- [Supplied material]
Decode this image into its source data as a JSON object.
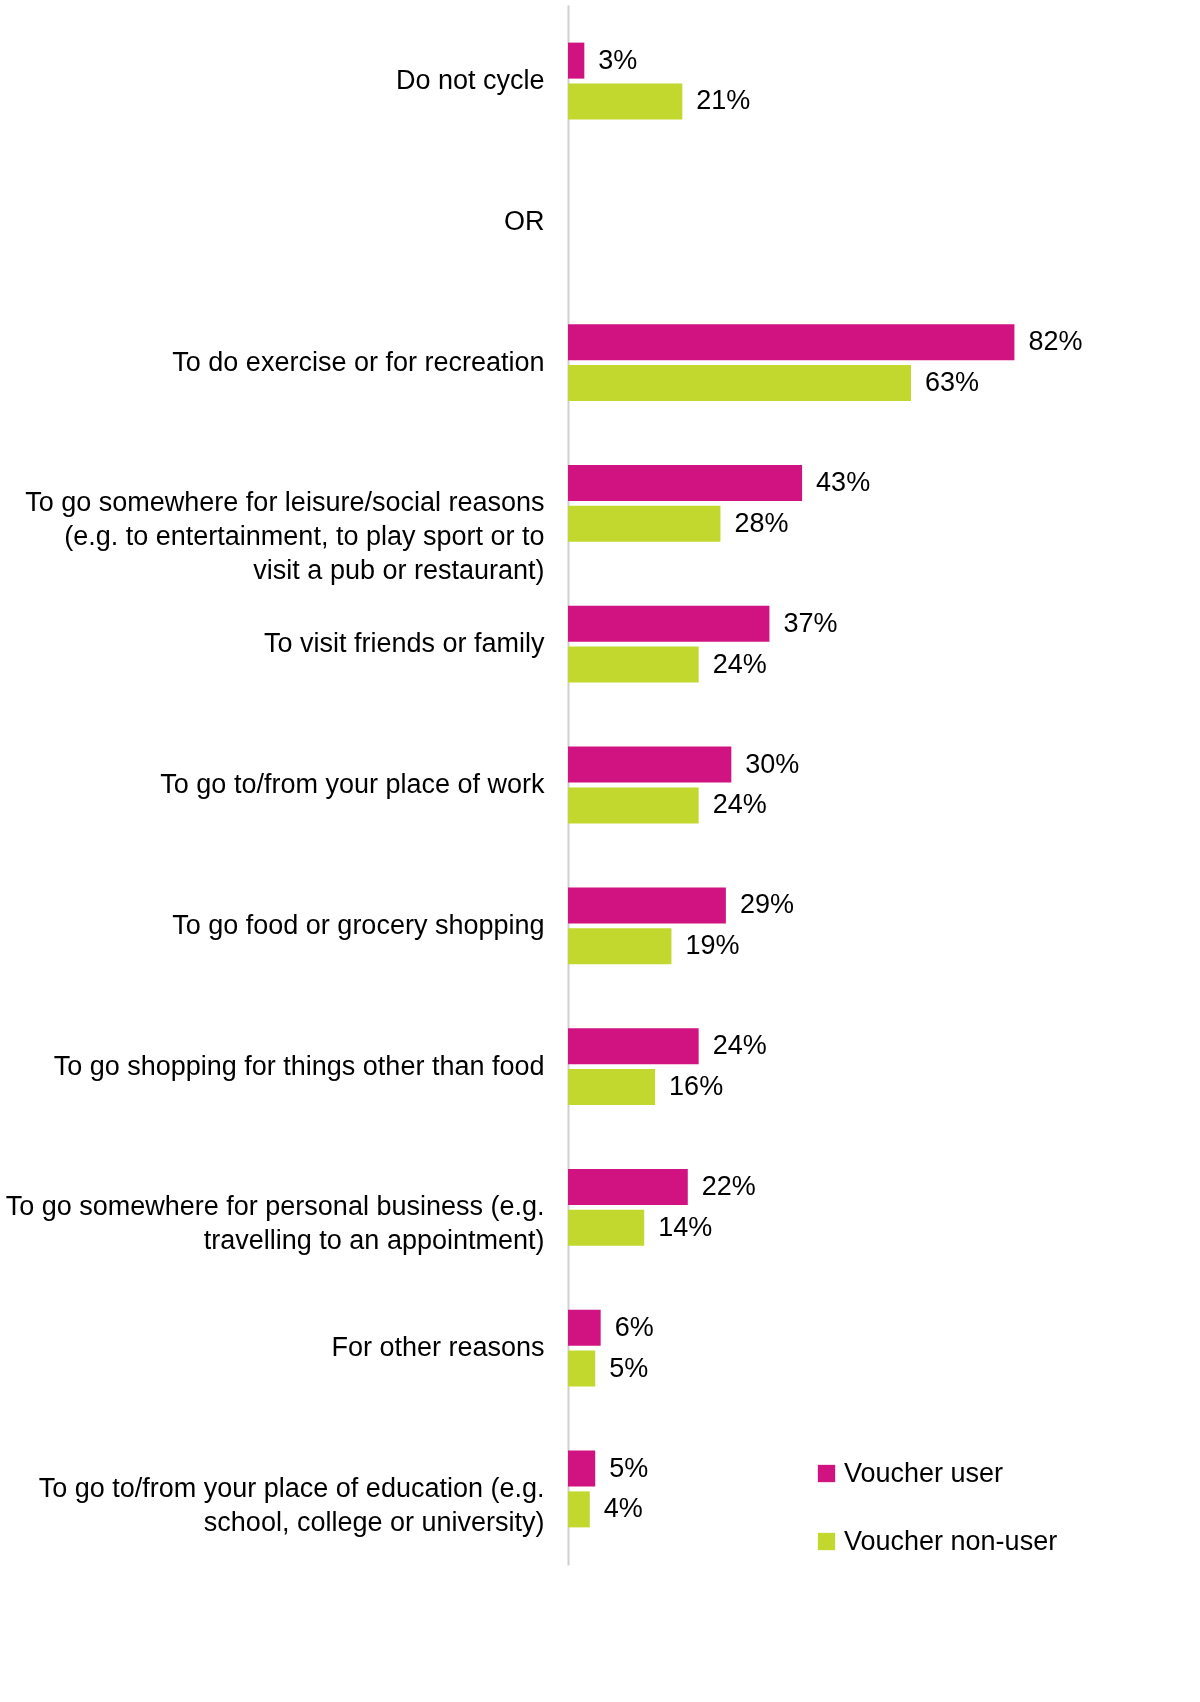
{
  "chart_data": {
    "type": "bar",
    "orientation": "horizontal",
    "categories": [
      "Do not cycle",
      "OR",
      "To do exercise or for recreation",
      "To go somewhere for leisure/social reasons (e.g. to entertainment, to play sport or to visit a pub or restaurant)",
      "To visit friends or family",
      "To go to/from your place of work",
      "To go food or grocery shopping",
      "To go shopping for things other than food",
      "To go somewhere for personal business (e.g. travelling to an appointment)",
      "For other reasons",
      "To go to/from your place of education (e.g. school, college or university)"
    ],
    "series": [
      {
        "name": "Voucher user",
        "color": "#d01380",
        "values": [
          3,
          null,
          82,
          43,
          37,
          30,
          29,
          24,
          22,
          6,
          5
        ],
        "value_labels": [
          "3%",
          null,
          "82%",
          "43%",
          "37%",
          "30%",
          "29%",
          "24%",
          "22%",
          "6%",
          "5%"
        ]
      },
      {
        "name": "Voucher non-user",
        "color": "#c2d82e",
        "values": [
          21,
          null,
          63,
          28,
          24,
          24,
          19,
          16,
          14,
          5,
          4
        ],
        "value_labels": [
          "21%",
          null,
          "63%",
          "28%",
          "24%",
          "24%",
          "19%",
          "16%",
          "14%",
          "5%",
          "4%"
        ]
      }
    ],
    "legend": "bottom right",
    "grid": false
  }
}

- [What is required]
Determine the number of lines in the records that include the string "visit", and respond with that number only.

- [The answer]
2